(Image element box items)
-- begin --
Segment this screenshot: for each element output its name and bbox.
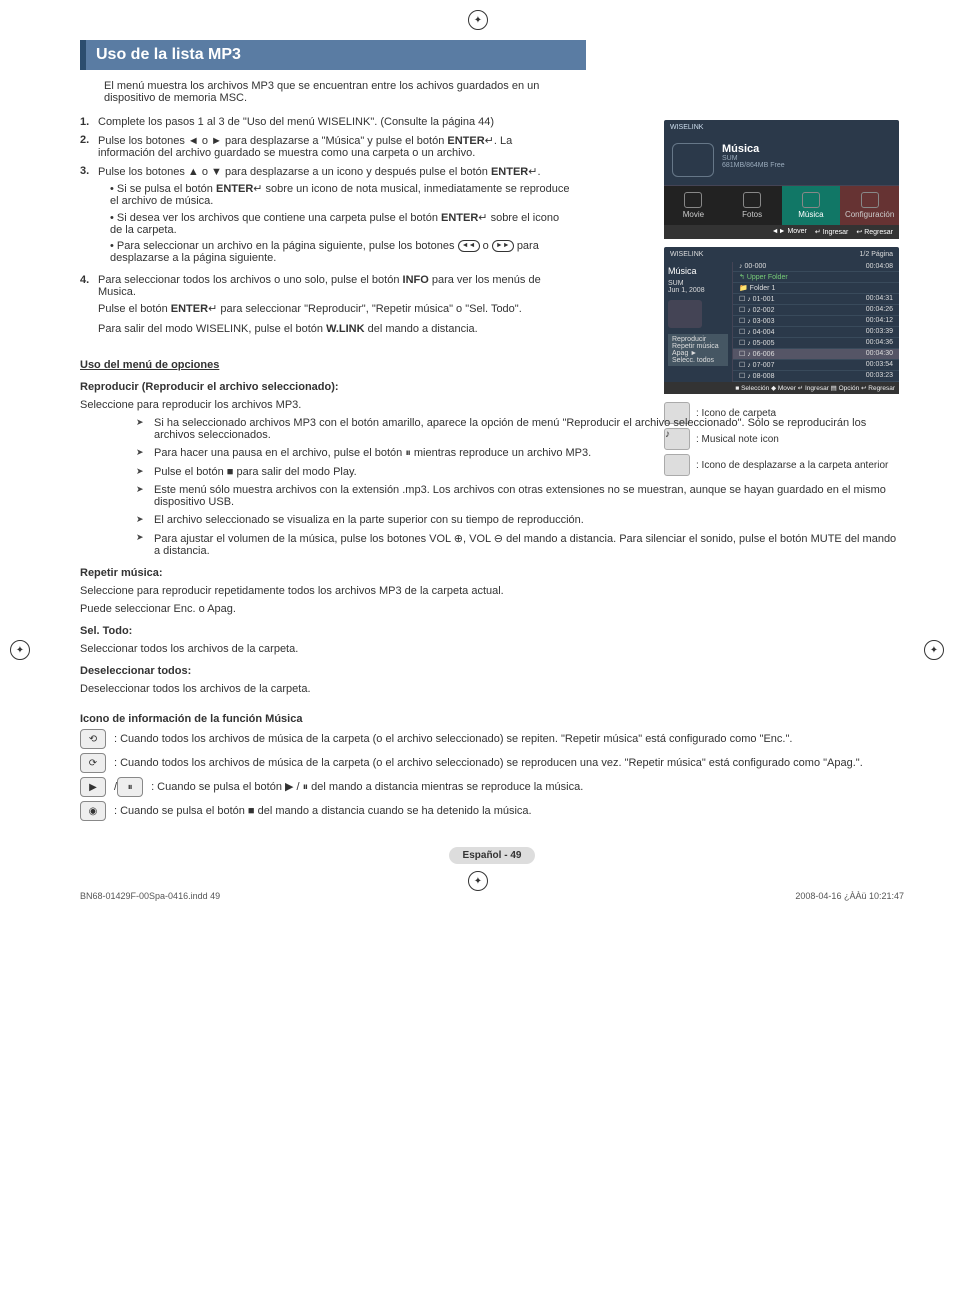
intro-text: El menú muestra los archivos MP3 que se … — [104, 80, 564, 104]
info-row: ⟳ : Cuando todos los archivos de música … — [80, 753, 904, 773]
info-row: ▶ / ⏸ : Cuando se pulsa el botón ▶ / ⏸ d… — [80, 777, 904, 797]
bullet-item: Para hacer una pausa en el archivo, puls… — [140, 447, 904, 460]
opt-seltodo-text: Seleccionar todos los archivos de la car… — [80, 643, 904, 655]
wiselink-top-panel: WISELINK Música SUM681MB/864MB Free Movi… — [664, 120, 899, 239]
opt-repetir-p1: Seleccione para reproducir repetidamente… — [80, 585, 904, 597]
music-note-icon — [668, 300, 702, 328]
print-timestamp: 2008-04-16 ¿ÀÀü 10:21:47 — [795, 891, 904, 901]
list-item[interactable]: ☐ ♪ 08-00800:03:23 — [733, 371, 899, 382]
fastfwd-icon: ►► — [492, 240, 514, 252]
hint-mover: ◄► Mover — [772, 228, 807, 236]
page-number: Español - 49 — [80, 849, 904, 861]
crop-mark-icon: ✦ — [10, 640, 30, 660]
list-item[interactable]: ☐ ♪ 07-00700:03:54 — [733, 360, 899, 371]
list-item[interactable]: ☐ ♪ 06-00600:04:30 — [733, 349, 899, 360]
-- end --
■ **INSTRUCTION**: Rewrite the items above, changing every "list-item" to "track-item" and keeping everything else the same. Leave out the pictures.

■ **ANSWER FOR THIS EXERCISE**:
Segment this screenshot: for each element output its name and bbox.
intro-text: El menú muestra los archivos MP3 que se … — [104, 80, 564, 104]
info-row: ⟳ : Cuando todos los archivos de música … — [80, 753, 904, 773]
info-row: ▶ / ⏸ : Cuando se pulsa el botón ▶ / ⏸ d… — [80, 777, 904, 797]
bullet-item: Para hacer una pausa en el archivo, puls… — [140, 447, 904, 460]
opt-seltodo-text: Seleccionar todos los archivos de la car… — [80, 643, 904, 655]
wiselink-top-panel: WISELINK Música SUM681MB/864MB Free Movi… — [664, 120, 899, 239]
opt-repetir-p1: Seleccione para reproducir repetidamente… — [80, 585, 904, 597]
music-note-icon — [668, 300, 702, 328]
print-timestamp: 2008-04-16 ¿ÀÀü 10:21:47 — [795, 891, 904, 901]
track-item[interactable]: ☐ ♪ 08-00800:03:23 — [733, 371, 899, 382]
fastfwd-icon: ►► — [492, 240, 514, 252]
hint-mover: ◄► Mover — [772, 228, 807, 236]
page-number: Español - 49 — [80, 849, 904, 861]
crop-mark-icon: ✦ — [10, 640, 30, 660]
track-item[interactable]: ☐ ♪ 07-00700:03:54 — [733, 360, 899, 371]
track-item[interactable]: ☐ ♪ 06-00600:04:30 — [733, 349, 899, 360]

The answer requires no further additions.